══ Data listing

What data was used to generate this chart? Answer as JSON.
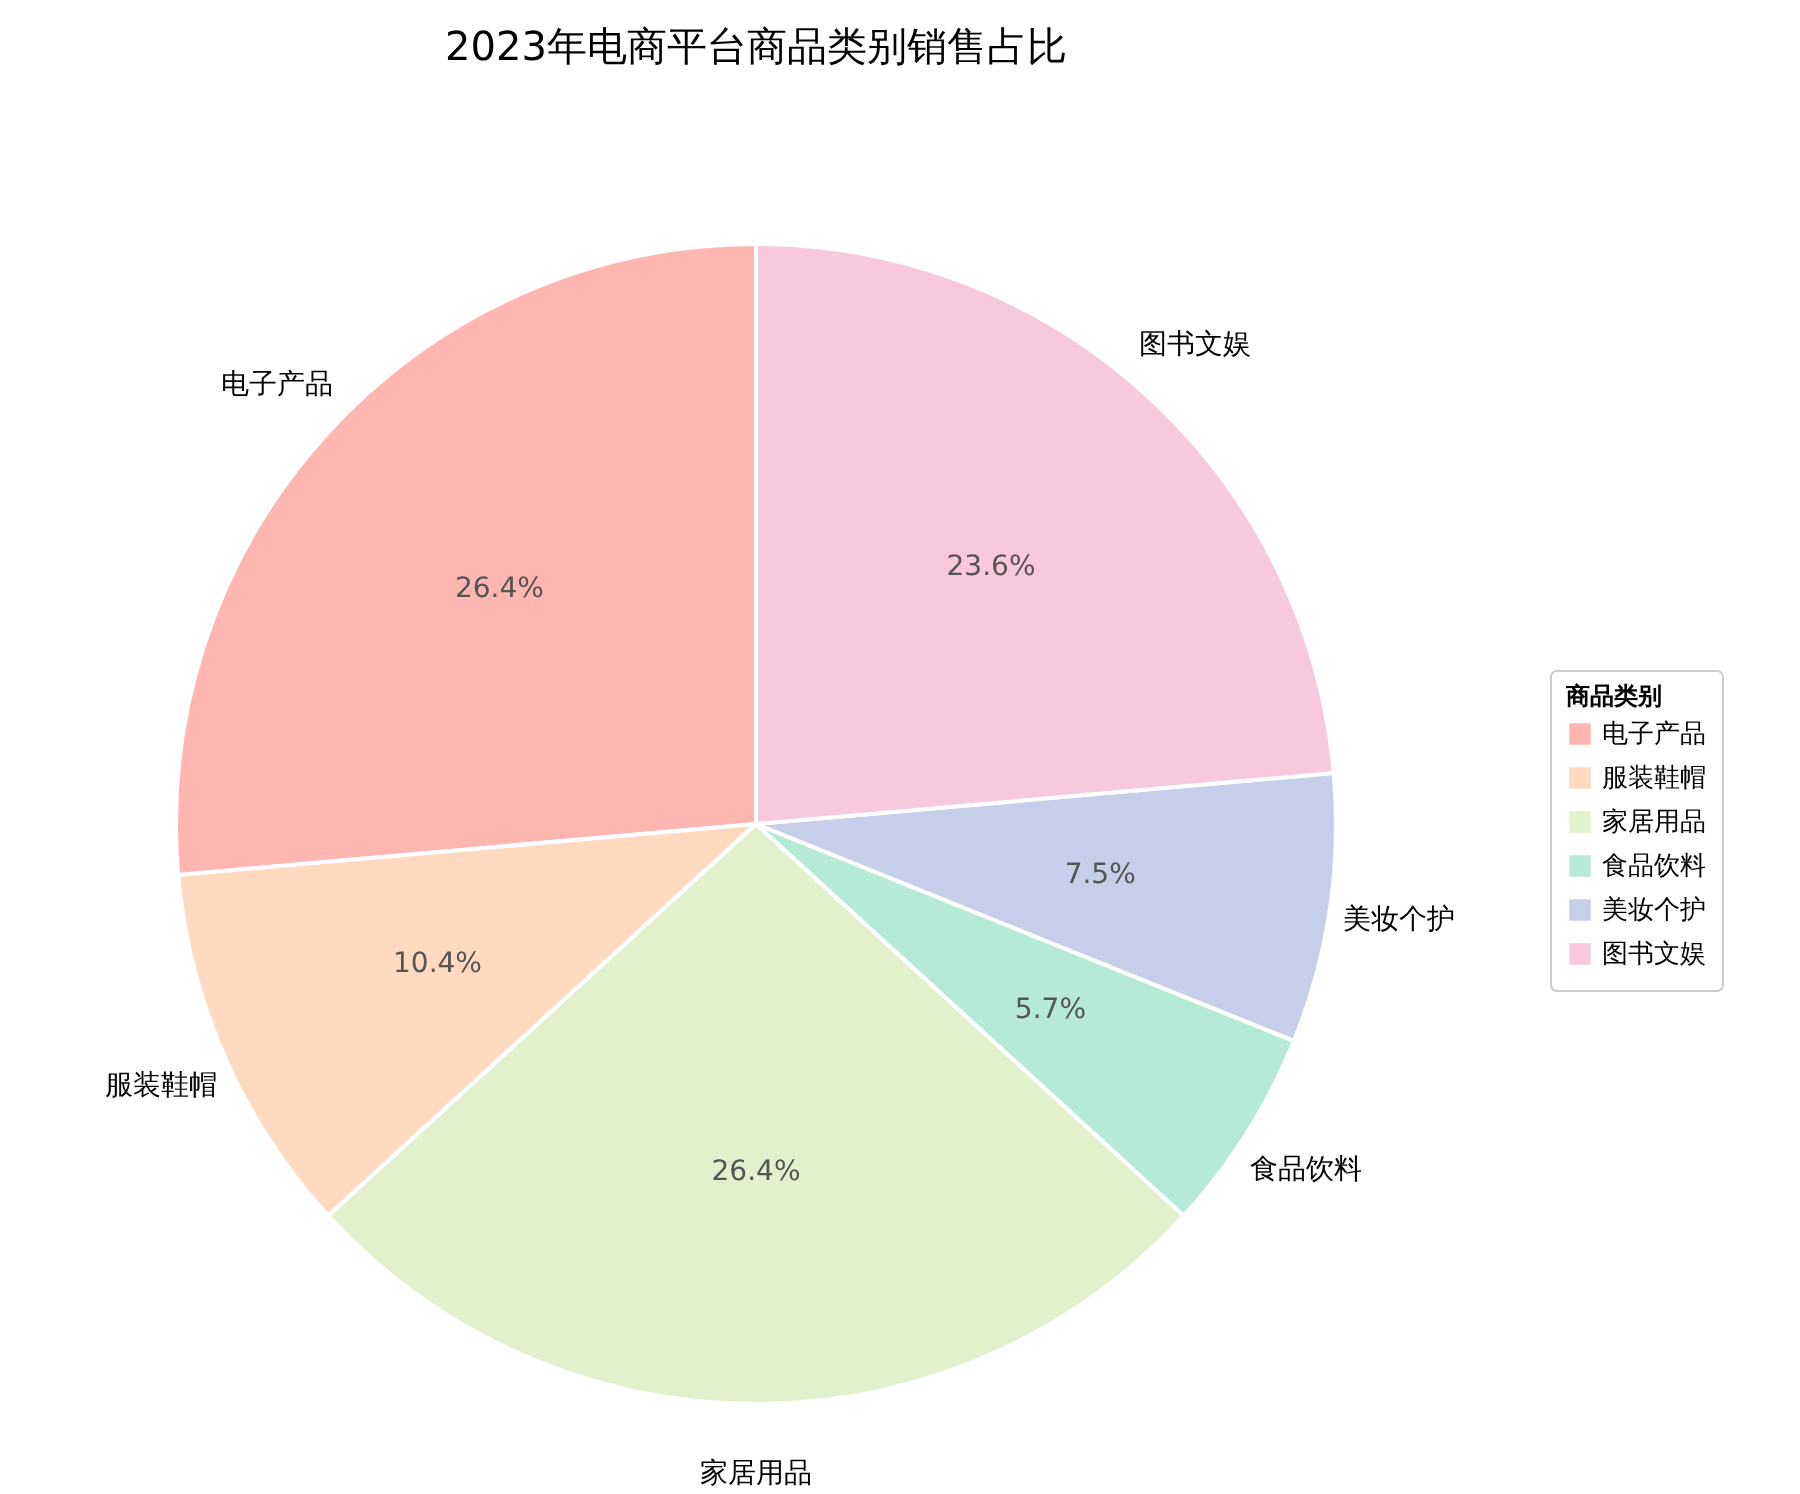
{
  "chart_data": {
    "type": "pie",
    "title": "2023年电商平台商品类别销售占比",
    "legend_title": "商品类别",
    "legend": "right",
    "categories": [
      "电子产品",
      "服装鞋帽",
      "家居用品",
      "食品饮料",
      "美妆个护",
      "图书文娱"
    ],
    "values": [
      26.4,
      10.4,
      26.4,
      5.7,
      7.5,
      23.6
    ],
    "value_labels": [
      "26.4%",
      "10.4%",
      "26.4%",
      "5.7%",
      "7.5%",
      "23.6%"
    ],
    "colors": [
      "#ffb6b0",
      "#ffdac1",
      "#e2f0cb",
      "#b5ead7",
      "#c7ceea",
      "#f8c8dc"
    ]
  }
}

════

● Stated goal: Give the entries again without a single change, but with no pictures.

● Exercise response:
What data was used to generate this chart? Answer as JSON.
{
  "chart_data": {
    "type": "pie",
    "title": "2023年电商平台商品类别销售占比",
    "legend_title": "商品类别",
    "legend": "right",
    "categories": [
      "电子产品",
      "服装鞋帽",
      "家居用品",
      "食品饮料",
      "美妆个护",
      "图书文娱"
    ],
    "values": [
      26.4,
      10.4,
      26.4,
      5.7,
      7.5,
      23.6
    ],
    "value_labels": [
      "26.4%",
      "10.4%",
      "26.4%",
      "5.7%",
      "7.5%",
      "23.6%"
    ],
    "colors": [
      "#ffb6b0",
      "#ffdac1",
      "#e2f0cb",
      "#b5ead7",
      "#c7ceea",
      "#f8c8dc"
    ]
  }
}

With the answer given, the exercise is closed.